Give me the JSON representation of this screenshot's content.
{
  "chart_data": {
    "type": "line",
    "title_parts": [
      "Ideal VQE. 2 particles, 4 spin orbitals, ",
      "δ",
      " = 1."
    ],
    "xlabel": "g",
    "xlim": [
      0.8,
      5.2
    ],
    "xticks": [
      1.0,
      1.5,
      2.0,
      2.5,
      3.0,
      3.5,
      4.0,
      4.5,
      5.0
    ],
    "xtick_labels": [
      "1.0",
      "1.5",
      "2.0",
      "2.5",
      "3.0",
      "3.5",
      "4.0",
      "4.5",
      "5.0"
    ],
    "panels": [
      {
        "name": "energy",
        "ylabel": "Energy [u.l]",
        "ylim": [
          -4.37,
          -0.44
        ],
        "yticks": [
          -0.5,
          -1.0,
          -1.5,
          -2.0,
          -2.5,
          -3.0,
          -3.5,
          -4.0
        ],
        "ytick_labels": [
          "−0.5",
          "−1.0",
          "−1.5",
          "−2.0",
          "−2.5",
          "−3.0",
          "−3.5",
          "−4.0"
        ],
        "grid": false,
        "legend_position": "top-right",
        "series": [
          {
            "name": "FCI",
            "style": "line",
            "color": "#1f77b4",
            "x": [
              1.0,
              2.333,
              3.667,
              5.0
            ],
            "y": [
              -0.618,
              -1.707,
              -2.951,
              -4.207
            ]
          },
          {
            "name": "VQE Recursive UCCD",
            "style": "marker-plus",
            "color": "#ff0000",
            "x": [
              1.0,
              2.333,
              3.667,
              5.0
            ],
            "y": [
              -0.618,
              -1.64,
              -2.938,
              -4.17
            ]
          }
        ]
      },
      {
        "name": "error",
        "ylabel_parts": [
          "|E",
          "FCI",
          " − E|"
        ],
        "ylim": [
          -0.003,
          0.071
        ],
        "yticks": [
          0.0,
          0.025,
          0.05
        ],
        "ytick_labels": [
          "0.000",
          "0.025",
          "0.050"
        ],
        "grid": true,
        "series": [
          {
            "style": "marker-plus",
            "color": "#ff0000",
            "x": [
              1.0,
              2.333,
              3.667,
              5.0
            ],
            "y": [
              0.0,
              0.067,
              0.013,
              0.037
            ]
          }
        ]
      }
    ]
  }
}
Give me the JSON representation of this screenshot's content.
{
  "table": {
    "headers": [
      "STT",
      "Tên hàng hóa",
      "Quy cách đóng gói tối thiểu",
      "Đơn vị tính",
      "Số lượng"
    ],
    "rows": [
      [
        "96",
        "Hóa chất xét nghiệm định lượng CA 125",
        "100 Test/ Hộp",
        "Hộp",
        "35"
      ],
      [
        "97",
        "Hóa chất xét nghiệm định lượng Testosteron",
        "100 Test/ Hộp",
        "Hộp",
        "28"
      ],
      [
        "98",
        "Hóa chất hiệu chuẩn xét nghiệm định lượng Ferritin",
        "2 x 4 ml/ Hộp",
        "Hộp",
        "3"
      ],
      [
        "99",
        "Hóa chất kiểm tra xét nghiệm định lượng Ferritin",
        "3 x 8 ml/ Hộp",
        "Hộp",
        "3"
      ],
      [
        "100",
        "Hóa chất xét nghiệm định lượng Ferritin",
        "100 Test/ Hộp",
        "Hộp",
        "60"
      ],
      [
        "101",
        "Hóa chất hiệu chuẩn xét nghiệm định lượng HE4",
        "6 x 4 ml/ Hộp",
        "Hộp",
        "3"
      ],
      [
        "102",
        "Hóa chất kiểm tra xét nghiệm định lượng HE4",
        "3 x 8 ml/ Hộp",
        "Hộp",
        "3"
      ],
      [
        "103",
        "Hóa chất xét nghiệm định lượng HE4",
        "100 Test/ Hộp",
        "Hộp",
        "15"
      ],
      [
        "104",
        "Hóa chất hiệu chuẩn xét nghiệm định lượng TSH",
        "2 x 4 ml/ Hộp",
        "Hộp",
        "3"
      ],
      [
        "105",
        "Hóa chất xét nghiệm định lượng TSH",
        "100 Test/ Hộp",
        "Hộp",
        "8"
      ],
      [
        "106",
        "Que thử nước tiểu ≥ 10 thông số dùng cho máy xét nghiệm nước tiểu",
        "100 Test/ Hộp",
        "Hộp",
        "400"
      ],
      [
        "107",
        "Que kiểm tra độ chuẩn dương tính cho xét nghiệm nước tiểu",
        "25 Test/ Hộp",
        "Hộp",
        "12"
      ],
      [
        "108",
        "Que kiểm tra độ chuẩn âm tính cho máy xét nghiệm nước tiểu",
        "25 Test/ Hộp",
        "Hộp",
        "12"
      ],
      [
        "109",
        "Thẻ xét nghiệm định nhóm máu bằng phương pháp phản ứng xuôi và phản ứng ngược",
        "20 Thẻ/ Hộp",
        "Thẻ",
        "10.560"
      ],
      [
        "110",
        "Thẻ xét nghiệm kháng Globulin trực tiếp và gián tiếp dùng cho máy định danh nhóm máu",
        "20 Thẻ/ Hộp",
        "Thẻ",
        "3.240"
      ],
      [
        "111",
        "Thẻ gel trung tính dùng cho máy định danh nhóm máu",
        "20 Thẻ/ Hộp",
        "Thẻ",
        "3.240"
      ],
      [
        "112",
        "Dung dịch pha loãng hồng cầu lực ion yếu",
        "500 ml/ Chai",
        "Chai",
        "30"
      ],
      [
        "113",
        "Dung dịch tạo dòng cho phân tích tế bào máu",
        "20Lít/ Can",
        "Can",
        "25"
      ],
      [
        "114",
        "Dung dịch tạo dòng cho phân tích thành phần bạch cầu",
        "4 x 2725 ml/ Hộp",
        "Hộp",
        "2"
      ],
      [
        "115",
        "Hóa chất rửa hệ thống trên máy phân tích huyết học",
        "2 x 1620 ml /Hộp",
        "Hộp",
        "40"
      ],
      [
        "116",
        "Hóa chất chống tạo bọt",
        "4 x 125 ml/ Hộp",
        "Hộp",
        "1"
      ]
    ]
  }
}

================================

Each entry above needs to be retyped exactly.

Give me the JSON representation of this screenshot's content.
{
  "chart_data": {
    "type": "line",
    "title_parts": [
      "Ideal VQE. 2 particles, 4 spin orbitals, ",
      "δ",
      " = 1."
    ],
    "xlabel": "g",
    "xlim": [
      0.8,
      5.2
    ],
    "xticks": [
      1.0,
      1.5,
      2.0,
      2.5,
      3.0,
      3.5,
      4.0,
      4.5,
      5.0
    ],
    "xtick_labels": [
      "1.0",
      "1.5",
      "2.0",
      "2.5",
      "3.0",
      "3.5",
      "4.0",
      "4.5",
      "5.0"
    ],
    "panels": [
      {
        "name": "energy",
        "ylabel": "Energy [u.l]",
        "ylim": [
          -4.37,
          -0.44
        ],
        "yticks": [
          -0.5,
          -1.0,
          -1.5,
          -2.0,
          -2.5,
          -3.0,
          -3.5,
          -4.0
        ],
        "ytick_labels": [
          "−0.5",
          "−1.0",
          "−1.5",
          "−2.0",
          "−2.5",
          "−3.0",
          "−3.5",
          "−4.0"
        ],
        "grid": false,
        "legend_position": "top-right",
        "series": [
          {
            "name": "FCI",
            "style": "line",
            "color": "#1f77b4",
            "x": [
              1.0,
              2.333,
              3.667,
              5.0
            ],
            "y": [
              -0.618,
              -1.707,
              -2.951,
              -4.207
            ]
          },
          {
            "name": "VQE Recursive UCCD",
            "style": "marker-plus",
            "color": "#ff0000",
            "x": [
              1.0,
              2.333,
              3.667,
              5.0
            ],
            "y": [
              -0.618,
              -1.64,
              -2.938,
              -4.17
            ]
          }
        ]
      },
      {
        "name": "error",
        "ylabel_parts": [
          "|E",
          "FCI",
          " − E|"
        ],
        "ylim": [
          -0.003,
          0.071
        ],
        "yticks": [
          0.0,
          0.025,
          0.05
        ],
        "ytick_labels": [
          "0.000",
          "0.025",
          "0.050"
        ],
        "grid": true,
        "series": [
          {
            "style": "marker-plus",
            "color": "#ff0000",
            "x": [
              1.0,
              2.333,
              3.667,
              5.0
            ],
            "y": [
              0.0,
              0.067,
              0.013,
              0.037
            ]
          }
        ]
      }
    ]
  }
}
Give me the JSON representation of this screenshot's content.
{
  "table": {
    "headers": [
      "STT",
      "Tên hàng hóa",
      "Quy cách đóng gói tối thiểu",
      "Đơn vị tính",
      "Số lượng"
    ],
    "rows": [
      [
        "96",
        "Hóa chất xét nghiệm định lượng CA 125",
        "100 Test/ Hộp",
        "Hộp",
        "35"
      ],
      [
        "97",
        "Hóa chất xét nghiệm định lượng Testosteron",
        "100 Test/ Hộp",
        "Hộp",
        "28"
      ],
      [
        "98",
        "Hóa chất hiệu chuẩn xét nghiệm định lượng Ferritin",
        "2 x 4 ml/ Hộp",
        "Hộp",
        "3"
      ],
      [
        "99",
        "Hóa chất kiểm tra xét nghiệm định lượng Ferritin",
        "3 x 8 ml/ Hộp",
        "Hộp",
        "3"
      ],
      [
        "100",
        "Hóa chất xét nghiệm định lượng Ferritin",
        "100 Test/ Hộp",
        "Hộp",
        "60"
      ],
      [
        "101",
        "Hóa chất hiệu chuẩn xét nghiệm định lượng HE4",
        "6 x 4 ml/ Hộp",
        "Hộp",
        "3"
      ],
      [
        "102",
        "Hóa chất kiểm tra xét nghiệm định lượng HE4",
        "3 x 8 ml/ Hộp",
        "Hộp",
        "3"
      ],
      [
        "103",
        "Hóa chất xét nghiệm định lượng HE4",
        "100 Test/ Hộp",
        "Hộp",
        "15"
      ],
      [
        "104",
        "Hóa chất hiệu chuẩn xét nghiệm định lượng TSH",
        "2 x 4 ml/ Hộp",
        "Hộp",
        "3"
      ],
      [
        "105",
        "Hóa chất xét nghiệm định lượng TSH",
        "100 Test/ Hộp",
        "Hộp",
        "8"
      ],
      [
        "106",
        "Que thử nước tiểu ≥ 10 thông số dùng cho máy xét nghiệm nước tiểu",
        "100 Test/ Hộp",
        "Hộp",
        "400"
      ],
      [
        "107",
        "Que kiểm tra độ chuẩn dương tính cho xét nghiệm nước tiểu",
        "25 Test/ Hộp",
        "Hộp",
        "12"
      ],
      [
        "108",
        "Que kiểm tra độ chuẩn âm tính cho máy xét nghiệm nước tiểu",
        "25 Test/ Hộp",
        "Hộp",
        "12"
      ],
      [
        "109",
        "Thẻ xét nghiệm định nhóm máu bằng phương pháp phản ứng xuôi và phản ứng ngược",
        "20 Thẻ/ Hộp",
        "Thẻ",
        "10.560"
      ],
      [
        "110",
        "Thẻ xét nghiệm kháng Globulin trực tiếp và gián tiếp dùng cho máy định danh nhóm máu",
        "20 Thẻ/ Hộp",
        "Thẻ",
        "3.240"
      ],
      [
        "111",
        "Thẻ gel trung tính dùng cho máy định danh nhóm máu",
        "20 Thẻ/ Hộp",
        "Thẻ",
        "3.240"
      ],
      [
        "112",
        "Dung dịch pha loãng hồng cầu lực ion yếu",
        "500 ml/ Chai",
        "Chai",
        "30"
      ],
      [
        "113",
        "Dung dịch tạo dòng cho phân tích tế bào máu",
        "20Lít/ Can",
        "Can",
        "25"
      ],
      [
        "114",
        "Dung dịch tạo dòng cho phân tích thành phần bạch cầu",
        "4 x 2725 ml/ Hộp",
        "Hộp",
        "2"
      ],
      [
        "115",
        "Hóa chất rửa hệ thống trên máy phân tích huyết học",
        "2 x 1620 ml /Hộp",
        "Hộp",
        "40"
      ],
      [
        "116",
        "Hóa chất chống tạo bọt",
        "4 x 125 ml/ Hộp",
        "Hộp",
        "1"
      ]
    ]
  }
}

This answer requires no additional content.